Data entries
=====

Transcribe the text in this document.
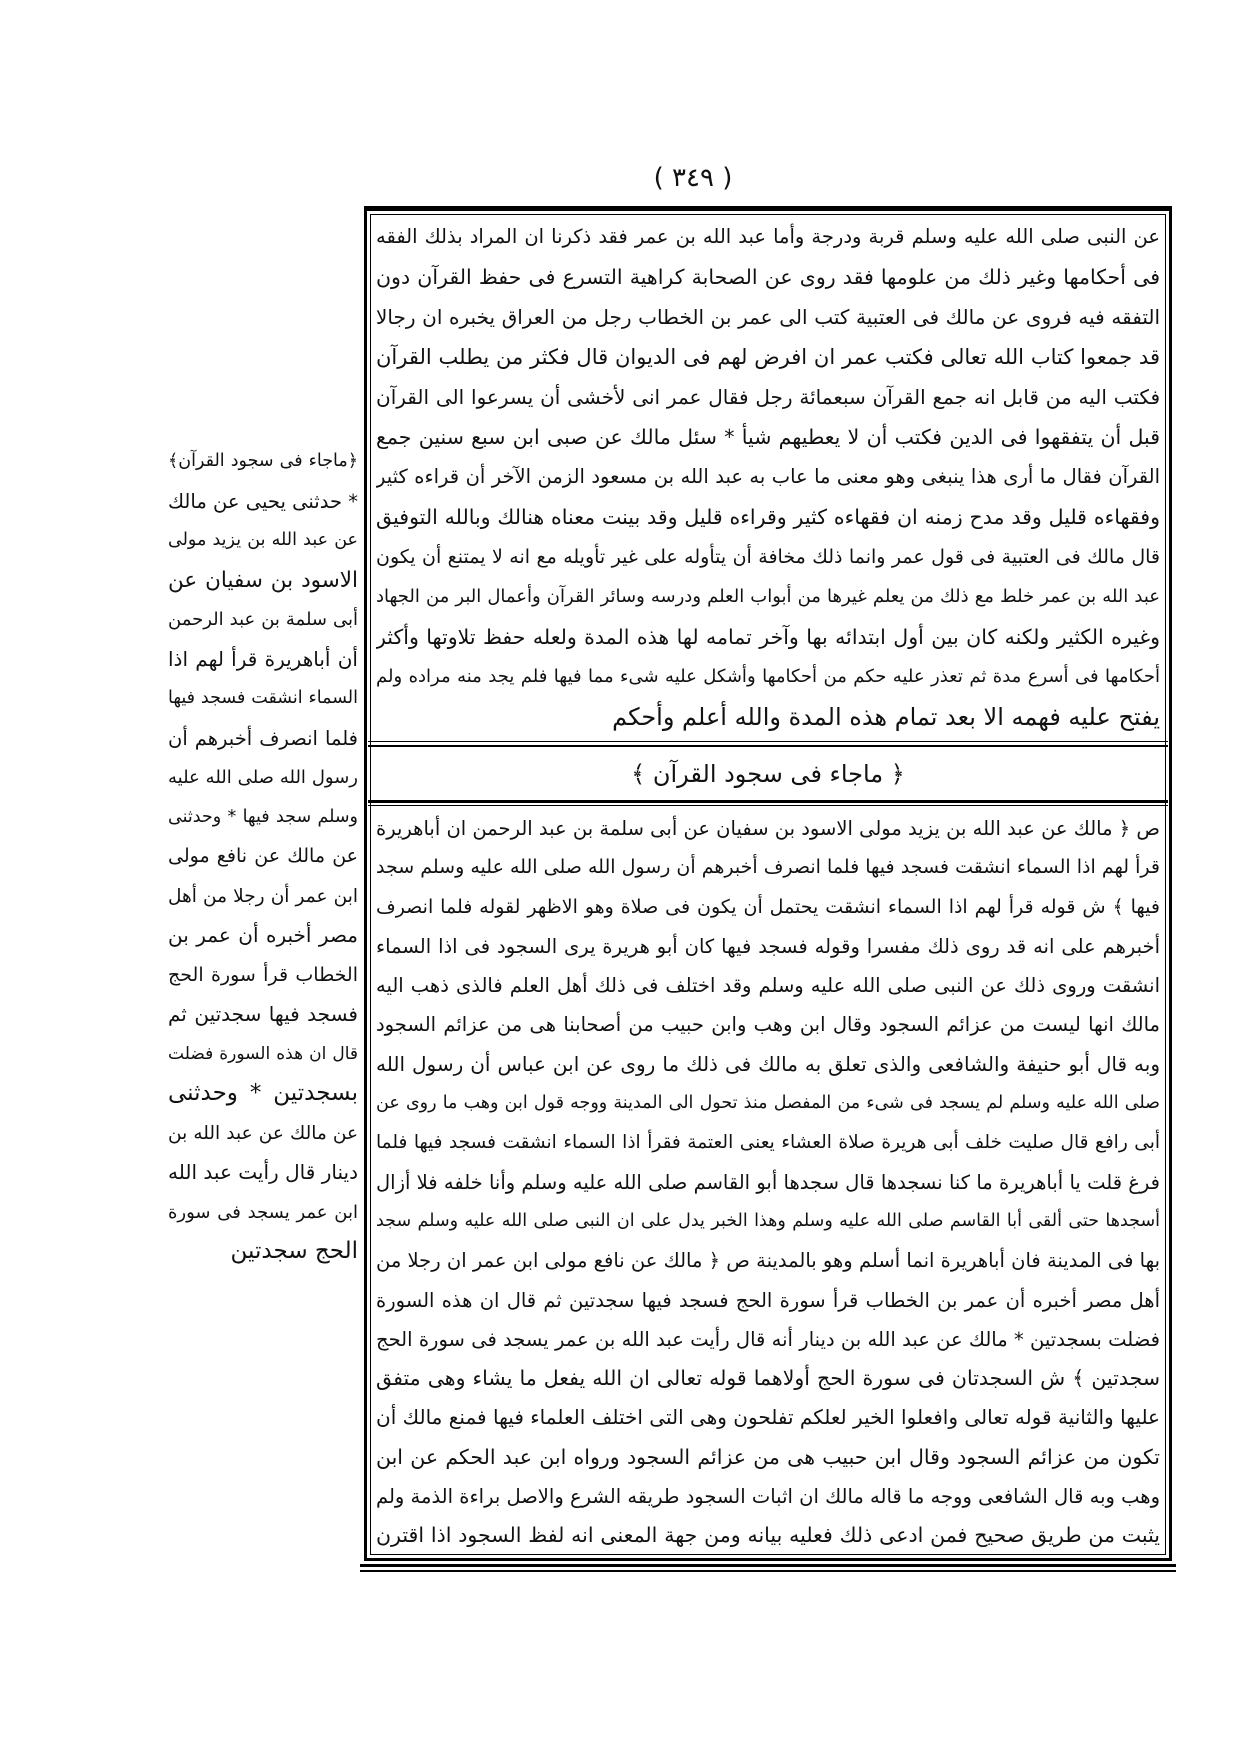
( ٣٤٩ )
عن النبى صلى الله عليه وسلم قربة ودرجة وأما عبد الله بن عمر فقد ذكرنا ان المراد بذلك الفقه
فى أحكامها وغير ذلك من علومها فقد روى عن الصحابة كراهية التسرع فى حفظ القرآن دون
التفقه فيه فروى عن مالك فى العتبية كتب الى عمر بن الخطاب رجل من العراق يخبره ان رجالا
قد جمعوا كتاب الله تعالى فكتب عمر ان افرض لهم فى الديوان قال فكثر من يطلب القرآن
فكتب اليه من قابل انه جمع القرآن سبعمائة رجل فقال عمر انى لأخشى أن يسرعوا الى القرآن
قبل أن يتفقهوا فى الدين فكتب أن لا يعطيهم شيأ * سئل مالك عن صبى ابن سبع سنين جمع
القرآن فقال ما أرى هذا ينبغى وهو معنى ما عاب به عبد الله بن مسعود الزمن الآخر أن قراءه كثير
وفقهاءه قليل وقد مدح زمنه ان فقهاءه كثير وقراءه قليل وقد بينت معناه هنالك وبالله التوفيق
قال مالك فى العتبية فى قول عمر وانما ذلك مخافة أن يتأوله على غير تأويله مع انه لا يمتنع أن يكون
عبد الله بن عمر خلط مع ذلك من يعلم غيرها من أبواب العلم ودرسه وسائر القرآن وأعمال البر من الجهاد
وغيره الكثير ولكنه كان بين أول ابتدائه بها وآخر تمامه لها هذه المدة ولعله حفظ تلاوتها وأكثر
أحكامها فى أسرع مدة ثم تعذر عليه حكم من أحكامها وأشكل عليه شىء مما فيها فلم يجد منه مراده ولم
يفتح عليه فهمه الا بعد تمام هذه المدة والله أعلم وأحكم
﴿ ماجاء فى سجود القرآن ﴾
ص ﴿ مالك عن عبد الله بن يزيد مولى الاسود بن سفيان عن أبى سلمة بن عبد الرحمن ان أباهريرة
قرأ لهم اذا السماء انشقت فسجد فيها فلما انصرف أخبرهم أن رسول الله صلى الله عليه وسلم سجد
فيها ﴾ ش قوله قرأ لهم اذا السماء انشقت يحتمل أن يكون فى صلاة وهو الاظهر لقوله فلما انصرف
أخبرهم على انه قد روى ذلك مفسرا وقوله فسجد فيها كان أبو هريرة يرى السجود فى اذا السماء
انشقت وروى ذلك عن النبى صلى الله عليه وسلم وقد اختلف فى ذلك أهل العلم فالذى ذهب اليه
مالك انها ليست من عزائم السجود وقال ابن وهب وابن حبيب من أصحابنا هى من عزائم السجود
وبه قال أبو حنيفة والشافعى والذى تعلق به مالك فى ذلك ما روى عن ابن عباس أن رسول الله
صلى الله عليه وسلم لم يسجد فى شىء من المفصل منذ تحول الى المدينة ووجه قول ابن وهب ما روى عن
أبى رافع قال صليت خلف أبى هريرة صلاة العشاء يعنى العتمة فقرأ اذا السماء انشقت فسجد فيها فلما
فرغ قلت يا أباهريرة ما كنا نسجدها قال سجدها أبو القاسم صلى الله عليه وسلم وأنا خلفه فلا أزال
أسجدها حتى ألقى أبا القاسم صلى الله عليه وسلم وهذا الخبر يدل على ان النبى صلى الله عليه وسلم سجد
بها فى المدينة فان أباهريرة انما أسلم وهو بالمدينة ص ﴿ مالك عن نافع مولى ابن عمر ان رجلا من
أهل مصر أخبره أن عمر بن الخطاب قرأ سورة الحج فسجد فيها سجدتين ثم قال ان هذه السورة
فضلت بسجدتين * مالك عن عبد الله بن دينار أنه قال رأيت عبد الله بن عمر يسجد فى سورة الحج
سجدتين ﴾ ش السجدتان فى سورة الحج أولاهما قوله تعالى ان الله يفعل ما يشاء وهى متفق
عليها والثانية قوله تعالى وافعلوا الخير لعلكم تفلحون وهى التى اختلف العلماء فيها فمنع مالك أن
تكون من عزائم السجود وقال ابن حبيب هى من عزائم السجود ورواه ابن عبد الحكم عن ابن
وهب وبه قال الشافعى ووجه ما قاله مالك ان اثبات السجود طريقه الشرع والاصل براءة الذمة ولم
يثبت من طريق صحيح فمن ادعى ذلك فعليه بيانه ومن جهة المعنى انه لفظ السجود اذا اقترن
﴿ماجاء فى سجود القرآن﴾
* حدثنى يحيى عن مالك
عن عبد الله بن يزيد مولى
الاسود بن سفيان عن
أبى سلمة بن عبد الرحمن
أن أباهريرة قرأ لهم اذا
السماء انشقت فسجد فيها
فلما انصرف أخبرهم أن
رسول الله صلى الله عليه
وسلم سجد فيها * وحدثنى
عن مالك عن نافع مولى
ابن عمر أن رجلا من أهل
مصر أخبره أن عمر بن
الخطاب قرأ سورة الحج
فسجد فيها سجدتين ثم
قال ان هذه السورة فضلت
بسجدتين * وحدثنى
عن مالك عن عبد الله بن
دينار قال رأيت عبد الله
ابن عمر يسجد فى سورة
الحج سجدتين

=====

=== EXERCISE TASK ===
Search the listing for the word "النبى" and return each line that holds it.

=== RESPONSE BELOW ===
عن النبى صلى الله عليه وسلم قربة ودرجة وأما عبد الله بن عمر فقد ذكرنا ان المراد بذلك الفقه
انشقت وروى ذلك عن النبى صلى الله عليه وسلم وقد اختلف فى ذلك أهل العلم فالذى ذهب اليه
أسجدها حتى ألقى أبا القاسم صلى الله عليه وسلم وهذا الخبر يدل على ان النبى صلى الله عليه وسلم سجد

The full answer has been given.